[BEGIN Dataset entries]

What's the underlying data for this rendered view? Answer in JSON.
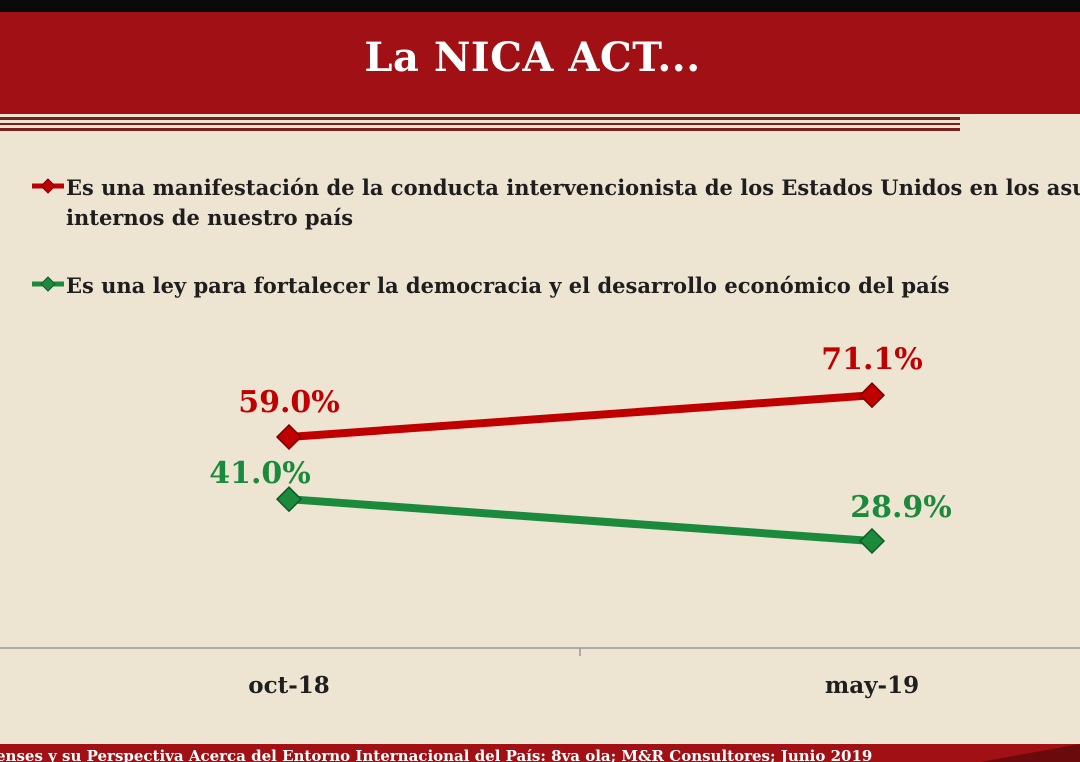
{
  "title": "La NICA ACT...",
  "colors": {
    "header": "#a01014",
    "background": "#ede4d2",
    "series_red": "#c00000",
    "series_green": "#1b8a3c"
  },
  "footer": {
    "text": "enses y su Perspectiva Acerca del Entorno Internacional del País: 8va ola; M&R Consultores; Junio 2019"
  },
  "chart_data": {
    "type": "line",
    "categories": [
      "oct-18",
      "may-19"
    ],
    "legend_position": "top-left",
    "grid": false,
    "ylim": [
      0,
      100
    ],
    "series": [
      {
        "name": "Es una manifestación de la conducta intervencionista de los Estados Unidos en los asuntos internos de nuestro país",
        "name_lines": [
          "Es una manifestación de la conducta intervencionista de los Estados Unidos en los asunt",
          "internos de nuestro país"
        ],
        "color": "#c00000",
        "values": [
          59.0,
          71.1
        ],
        "labels": [
          "59.0%",
          "71.1%"
        ]
      },
      {
        "name": "Es una ley para fortalecer la democracia y el desarrollo económico del país",
        "name_lines": [
          "Es una ley para fortalecer la democracia y el desarrollo económico del país"
        ],
        "color": "#1b8a3c",
        "values": [
          41.0,
          28.9
        ],
        "labels": [
          "41.0%",
          "28.9%"
        ]
      }
    ]
  }
}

[END Dataset entries]

# [Your goal]
Give only the number of lines in the entries above that contain the string "conducta".

# [Output of the exercise]
2